▶ Extract provided:
The 88th Joint Session of the Aristotelian Society and the Mind Association will be held at the University of Cambridge from 11 to 13 July 2014.
The Postgraduate Session occurs on the Saturday afternoon of the conference. The hundreds of submissions that the Society receives are blind reviewed and a total of eight are selected for presentation. The programme is divided into two parallel sessions ('theoretical' and 'normative') of four speakers each. Each talk lasts up to 20 minutes and is followed by an additional 10 minutes for discussion.
Exemplary papers for the Postgraduate Session will be published in next year's Proceedings of the Aristotelian Society.
The Open Sessions take place during the Saturday and Sunday afternoons of the conference. There are a large number of places available, allowing room for an extensive and diverse programme of talks. There are no restrictions on the areas of philosophy which papers may address. The intention is to accommodate all philosophical material (so far as time and space in the programme allow) that is suitable for presentation. Each Open Session talk lasts up to 20 minutes and is followed by an additional 10 minutes for discussion.
Programme details regarding the Open Session will be available soon at the official 2014 Joint Session website.
Saturday, 12 July 2013 at 14.00
Chaired by Matthew Soteriou (Warwick)
A problem for Stanley's Intellectualism about Knowledge-How
Georgi Gardiner (Rutgers)
Georgi Gardiner is a graduate student in philosophy at Rutgers University. Before studying at Rutgers she earned her M.A. and M.Sc. in philosophy from the University of Edinburgh. She specialises in epistemology and meta-philosophy. Her Masters thesis developed a virtue theoretic account of knowledge, and she currently researches questions in social epistemology, such as what is the nature of group belief. She is also particularly interested in the nature of understanding, wisdom, know how, and competences. Her advisor at Rutgers is Ernie Sosa.
Anti-intellectualism about knowledge-how claims knowledge-how is different in kind from knowledge-that. Intellectualism, by contrast, argues that knowledge-how is a kind of knowledge-that. One version of intellectualism, advanced by Jason Stanley holds that to know how to do something is to (propositionally) know the answer to the question “how could you do it?” In this paper I suggest a problem for this view: I argue that knowledge-how and propositional knowledge have different epistemic profiles, and I suggest a case that illustrates and motivates this claim. If correct, this paper provides support for anti-intellectualism about knowledge-how.
Kant, the Paradox of Knowability, and the Meaning of 'Experience'
Andrew Stephenson (Oxford)

▶ Data lines:
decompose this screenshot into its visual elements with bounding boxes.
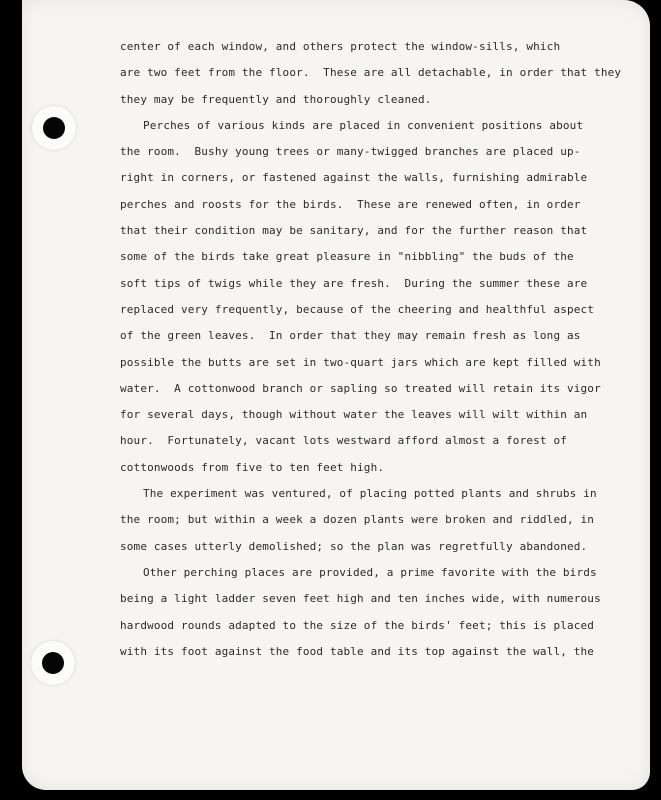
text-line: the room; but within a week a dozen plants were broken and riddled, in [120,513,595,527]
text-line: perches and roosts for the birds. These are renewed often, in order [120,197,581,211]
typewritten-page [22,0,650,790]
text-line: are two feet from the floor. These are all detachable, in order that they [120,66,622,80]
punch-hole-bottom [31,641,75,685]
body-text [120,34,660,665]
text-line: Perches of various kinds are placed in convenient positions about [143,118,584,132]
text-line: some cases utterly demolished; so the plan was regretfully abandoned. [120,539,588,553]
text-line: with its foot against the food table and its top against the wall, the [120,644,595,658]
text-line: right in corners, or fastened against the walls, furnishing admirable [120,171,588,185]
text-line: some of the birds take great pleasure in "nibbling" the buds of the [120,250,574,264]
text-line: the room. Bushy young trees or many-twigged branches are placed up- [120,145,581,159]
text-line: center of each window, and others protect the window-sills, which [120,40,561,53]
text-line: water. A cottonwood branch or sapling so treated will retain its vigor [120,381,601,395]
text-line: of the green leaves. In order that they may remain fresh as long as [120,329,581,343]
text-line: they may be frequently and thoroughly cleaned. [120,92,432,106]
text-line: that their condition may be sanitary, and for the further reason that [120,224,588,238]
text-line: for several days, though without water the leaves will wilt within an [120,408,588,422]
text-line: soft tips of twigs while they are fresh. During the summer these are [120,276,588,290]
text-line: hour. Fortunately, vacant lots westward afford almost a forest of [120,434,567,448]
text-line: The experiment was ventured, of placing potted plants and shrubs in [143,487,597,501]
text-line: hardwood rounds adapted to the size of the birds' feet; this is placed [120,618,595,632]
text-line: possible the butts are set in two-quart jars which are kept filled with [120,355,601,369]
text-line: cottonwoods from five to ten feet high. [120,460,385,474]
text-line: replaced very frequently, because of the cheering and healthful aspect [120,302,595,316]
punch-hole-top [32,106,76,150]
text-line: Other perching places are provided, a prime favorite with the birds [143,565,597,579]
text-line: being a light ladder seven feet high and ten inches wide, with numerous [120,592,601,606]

▶ To do: Write the next part of the page on the 2014 Joint Session of the Aristotelian Society and the Mind Association, starting right after its final line. The data come from a separate source.

▶ The response:
Andrew Stephenson is a Career Development Lecturer at Trinity College, University of Oxford. His primary research interest is Kant's theoretical philosophy, specifically his theory of experience. His CV and some work can be found at his website: www.acstephenson.com. He is co-editor (with Anil Gomes) of Kant and the Philosophy of Mind: New Essays in Consciousness, Judgement, and the Self, under contract with Oxford University Press for publication in 2015. In addition to self-contained articles, he is also working on a monograph on Kant. He will be at Humboldt University in Berlin for 2014-16 on a Leverhulme award.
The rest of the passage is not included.